Dataset records

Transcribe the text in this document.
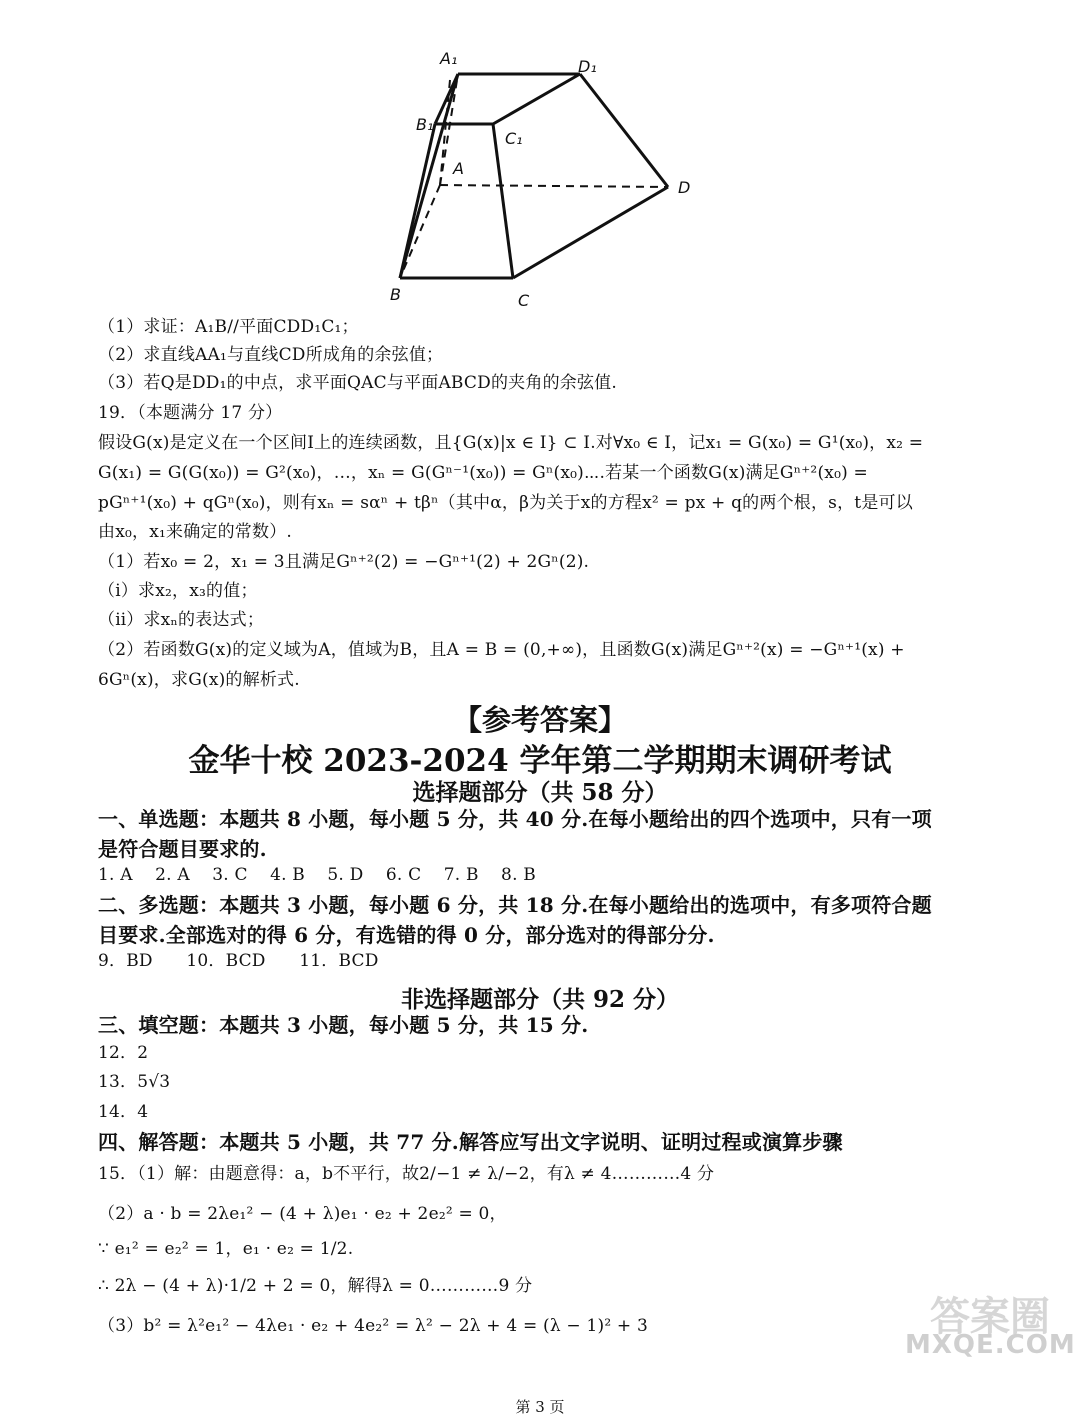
A₁	D₁
B₁
C₁
A
D
B	C
（1）求证：A₁B//平面CDD₁C₁；
（2）求直线AA₁与直线CD所成角的余弦值；
（3）若Q是DD₁的中点，求平面QAC与平面ABCD的夹角的余弦值.
19．（本题满分 17 分）
假设G(x)是定义在一个区间I上的连续函数，且{G(x)|x ∈ I} ⊂ I.对∀x₀ ∈ I，记x₁ = G(x₀) = G¹(x₀)，x₂ =
G(x₁) = G(G(x₀)) = G²(x₀)，…，xₙ = G(Gⁿ⁻¹(x₀)) = Gⁿ(x₀)⋯.若某一个函数G(x)满足Gⁿ⁺²(x₀) =
pGⁿ⁺¹(x₀) + qGⁿ(x₀)，则有xₙ = sαⁿ + tβⁿ（其中α，β为关于x的方程x² = px + q的两个根，s，t是可以
由x₀，x₁来确定的常数）.
（1）若x₀ = 2，x₁ = 3且满足Gⁿ⁺²(2) = −Gⁿ⁺¹(2) + 2Gⁿ(2).
（ⅰ）求x₂，x₃的值；
（ⅱ）求xₙ的表达式；
（2）若函数G(x)的定义域为A，值域为B，且A = B = (0,+∞)，且函数G(x)满足Gⁿ⁺²(x) = −Gⁿ⁺¹(x) +
6Gⁿ(x)，求G(x)的解析式.
【参考答案】
金华十校 2023-2024 学年第二学期期末调研考试
选择题部分（共 58 分）
一、单选题：本题共 8 小题，每小题 5 分，共 40 分.在每小题给出的四个选项中，只有一项
是符合题目要求的.
1. A    2. A    3. C    4. B    5. D    6. C    7. B    8. B
二、多选题：本题共 3 小题，每小题 6 分，共 18 分.在每小题给出的选项中，有多项符合题
目要求.全部选对的得 6 分，有选错的得 0 分，部分选对的得部分分.
9．BD      10．BCD      11．BCD
非选择题部分（共 92 分）
三、填空题：本题共 3 小题，每小题 5 分，共 15 分.
12．2
13．5√3
14．4
四、解答题：本题共 5 小题，共 77 分.解答应写出文字说明、证明过程或演算步骤
15．（1）解：由题意得：a，b不平行，故2/−1 ≠ λ/−2，有λ ≠ 4…………4 分
（2）a · b = 2λe₁² − (4 + λ)e₁ · e₂ + 2e₂² = 0，
∵ e₁² = e₂² = 1，e₁ · e₂ = 1/2.
∴ 2λ − (4 + λ)·1/2 + 2 = 0，解得λ = 0…………9 分
（3）b² = λ²e₁² − 4λe₁ · e₂ + 4e₂² = λ² − 2λ + 4 = (λ − 1)² + 3	答案圈
MXQE.COM
第 3 页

▸ WHAT TO DO:
Copy the entries above faithfully and omit every image.

▸ SOLUTION FOR THIS TASK:
Transcribe the text in this document.
A₁	D₁
B₁
C₁
A
D
B	C
（1）求证：A₁B//平面CDD₁C₁；
（2）求直线AA₁与直线CD所成角的余弦值；
（3）若Q是DD₁的中点，求平面QAC与平面ABCD的夹角的余弦值.
19．（本题满分 17 分）
假设G(x)是定义在一个区间I上的连续函数，且{G(x)|x ∈ I} ⊂ I.对∀x₀ ∈ I，记x₁ = G(x₀) = G¹(x₀)，x₂ =
G(x₁) = G(G(x₀)) = G²(x₀)，…，xₙ = G(Gⁿ⁻¹(x₀)) = Gⁿ(x₀)⋯.若某一个函数G(x)满足Gⁿ⁺²(x₀) =
pGⁿ⁺¹(x₀) + qGⁿ(x₀)，则有xₙ = sαⁿ + tβⁿ（其中α，β为关于x的方程x² = px + q的两个根，s，t是可以
由x₀，x₁来确定的常数）.
（1）若x₀ = 2，x₁ = 3且满足Gⁿ⁺²(2) = −Gⁿ⁺¹(2) + 2Gⁿ(2).
（ⅰ）求x₂，x₃的值；
（ⅱ）求xₙ的表达式；
（2）若函数G(x)的定义域为A，值域为B，且A = B = (0,+∞)，且函数G(x)满足Gⁿ⁺²(x) = −Gⁿ⁺¹(x) +
6Gⁿ(x)，求G(x)的解析式.
【参考答案】
金华十校 2023-2024 学年第二学期期末调研考试
选择题部分（共 58 分）
一、单选题：本题共 8 小题，每小题 5 分，共 40 分.在每小题给出的四个选项中，只有一项
是符合题目要求的.
1. A    2. A    3. C    4. B    5. D    6. C    7. B    8. B
二、多选题：本题共 3 小题，每小题 6 分，共 18 分.在每小题给出的选项中，有多项符合题
目要求.全部选对的得 6 分，有选错的得 0 分，部分选对的得部分分.
9．BD      10．BCD      11．BCD
非选择题部分（共 92 分）
三、填空题：本题共 3 小题，每小题 5 分，共 15 分.
12．2
13．5√3
14．4
四、解答题：本题共 5 小题，共 77 分.解答应写出文字说明、证明过程或演算步骤
15．（1）解：由题意得：a，b不平行，故2/−1 ≠ λ/−2，有λ ≠ 4…………4 分
（2）a · b = 2λe₁² − (4 + λ)e₁ · e₂ + 2e₂² = 0，
∵ e₁² = e₂² = 1，e₁ · e₂ = 1/2.
∴ 2λ − (4 + λ)·1/2 + 2 = 0，解得λ = 0…………9 分
（3）b² = λ²e₁² − 4λe₁ · e₂ + 4e₂² = λ² − 2λ + 4 = (λ − 1)² + 3	答案圈
MXQE.COM
第 3 页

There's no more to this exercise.